--- Start of PROVIDED DATA ---

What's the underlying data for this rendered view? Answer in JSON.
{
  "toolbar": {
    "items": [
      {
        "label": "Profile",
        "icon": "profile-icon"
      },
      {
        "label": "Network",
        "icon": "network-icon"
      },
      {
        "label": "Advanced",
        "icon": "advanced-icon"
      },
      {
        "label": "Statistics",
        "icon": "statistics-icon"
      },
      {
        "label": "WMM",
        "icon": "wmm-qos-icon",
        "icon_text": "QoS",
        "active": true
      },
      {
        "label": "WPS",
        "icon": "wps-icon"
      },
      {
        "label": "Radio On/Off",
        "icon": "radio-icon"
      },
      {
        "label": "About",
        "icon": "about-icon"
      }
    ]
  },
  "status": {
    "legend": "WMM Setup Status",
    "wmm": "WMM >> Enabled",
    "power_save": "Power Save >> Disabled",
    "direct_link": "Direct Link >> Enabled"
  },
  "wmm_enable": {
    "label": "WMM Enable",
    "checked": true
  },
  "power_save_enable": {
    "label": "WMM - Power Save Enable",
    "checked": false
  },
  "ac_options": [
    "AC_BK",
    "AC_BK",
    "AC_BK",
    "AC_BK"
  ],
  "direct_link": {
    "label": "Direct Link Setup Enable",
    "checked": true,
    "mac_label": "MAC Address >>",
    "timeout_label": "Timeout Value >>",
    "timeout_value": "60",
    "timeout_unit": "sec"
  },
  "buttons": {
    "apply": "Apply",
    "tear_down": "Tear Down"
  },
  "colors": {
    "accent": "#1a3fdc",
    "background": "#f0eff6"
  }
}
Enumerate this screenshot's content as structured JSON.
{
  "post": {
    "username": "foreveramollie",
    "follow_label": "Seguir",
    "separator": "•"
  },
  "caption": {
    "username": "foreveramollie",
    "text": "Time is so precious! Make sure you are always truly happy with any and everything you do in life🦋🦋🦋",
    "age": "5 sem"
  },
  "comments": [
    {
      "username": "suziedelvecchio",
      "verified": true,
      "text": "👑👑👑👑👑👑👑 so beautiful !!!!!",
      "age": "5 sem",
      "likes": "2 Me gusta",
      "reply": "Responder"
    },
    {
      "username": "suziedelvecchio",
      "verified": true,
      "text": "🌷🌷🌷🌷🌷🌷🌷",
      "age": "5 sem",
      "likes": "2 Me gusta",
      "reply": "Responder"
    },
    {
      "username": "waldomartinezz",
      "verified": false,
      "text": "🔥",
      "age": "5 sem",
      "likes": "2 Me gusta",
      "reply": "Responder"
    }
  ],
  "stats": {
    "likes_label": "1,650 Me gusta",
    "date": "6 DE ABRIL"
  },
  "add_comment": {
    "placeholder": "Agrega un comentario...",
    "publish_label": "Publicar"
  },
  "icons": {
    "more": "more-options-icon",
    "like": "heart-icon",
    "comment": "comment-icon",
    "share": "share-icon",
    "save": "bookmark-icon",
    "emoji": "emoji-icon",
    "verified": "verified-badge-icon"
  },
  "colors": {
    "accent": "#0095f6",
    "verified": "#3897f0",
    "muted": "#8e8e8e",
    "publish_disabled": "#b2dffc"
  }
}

--- End of PROVIDED DATA ---

STATED EXERCISE: Extract all of the data above without altering anything.

RESPONSE TO THE EXERCISE:
What's the underlying data for this rendered view? Answer in JSON.
{
  "toolbar": {
    "items": [
      {
        "label": "Profile",
        "icon": "profile-icon"
      },
      {
        "label": "Network",
        "icon": "network-icon"
      },
      {
        "label": "Advanced",
        "icon": "advanced-icon"
      },
      {
        "label": "Statistics",
        "icon": "statistics-icon"
      },
      {
        "label": "WMM",
        "icon": "wmm-qos-icon",
        "icon_text": "QoS",
        "active": true
      },
      {
        "label": "WPS",
        "icon": "wps-icon"
      },
      {
        "label": "Radio On/Off",
        "icon": "radio-icon"
      },
      {
        "label": "About",
        "icon": "about-icon"
      }
    ]
  },
  "status": {
    "legend": "WMM Setup Status",
    "wmm": "WMM >> Enabled",
    "power_save": "Power Save >> Disabled",
    "direct_link": "Direct Link >> Enabled"
  },
  "wmm_enable": {
    "label": "WMM Enable",
    "checked": true
  },
  "power_save_enable": {
    "label": "WMM - Power Save Enable",
    "checked": false
  },
  "ac_options": [
    "AC_BK",
    "AC_BK",
    "AC_BK",
    "AC_BK"
  ],
  "direct_link": {
    "label": "Direct Link Setup Enable",
    "checked": true,
    "mac_label": "MAC Address >>",
    "timeout_label": "Timeout Value >>",
    "timeout_value": "60",
    "timeout_unit": "sec"
  },
  "buttons": {
    "apply": "Apply",
    "tear_down": "Tear Down"
  },
  "colors": {
    "accent": "#1a3fdc",
    "background": "#f0eff6"
  }
}
Enumerate this screenshot's content as structured JSON.
{
  "post": {
    "username": "foreveramollie",
    "follow_label": "Seguir",
    "separator": "•"
  },
  "caption": {
    "username": "foreveramollie",
    "text": "Time is so precious! Make sure you are always truly happy with any and everything you do in life🦋🦋🦋",
    "age": "5 sem"
  },
  "comments": [
    {
      "username": "suziedelvecchio",
      "verified": true,
      "text": "👑👑👑👑👑👑👑 so beautiful !!!!!",
      "age": "5 sem",
      "likes": "2 Me gusta",
      "reply": "Responder"
    },
    {
      "username": "suziedelvecchio",
      "verified": true,
      "text": "🌷🌷🌷🌷🌷🌷🌷",
      "age": "5 sem",
      "likes": "2 Me gusta",
      "reply": "Responder"
    },
    {
      "username": "waldomartinezz",
      "verified": false,
      "text": "🔥",
      "age": "5 sem",
      "likes": "2 Me gusta",
      "reply": "Responder"
    }
  ],
  "stats": {
    "likes_label": "1,650 Me gusta",
    "date": "6 DE ABRIL"
  },
  "add_comment": {
    "placeholder": "Agrega un comentario...",
    "publish_label": "Publicar"
  },
  "icons": {
    "more": "more-options-icon",
    "like": "heart-icon",
    "comment": "comment-icon",
    "share": "share-icon",
    "save": "bookmark-icon",
    "emoji": "emoji-icon",
    "verified": "verified-badge-icon"
  },
  "colors": {
    "accent": "#0095f6",
    "verified": "#3897f0",
    "muted": "#8e8e8e",
    "publish_disabled": "#b2dffc"
  }
}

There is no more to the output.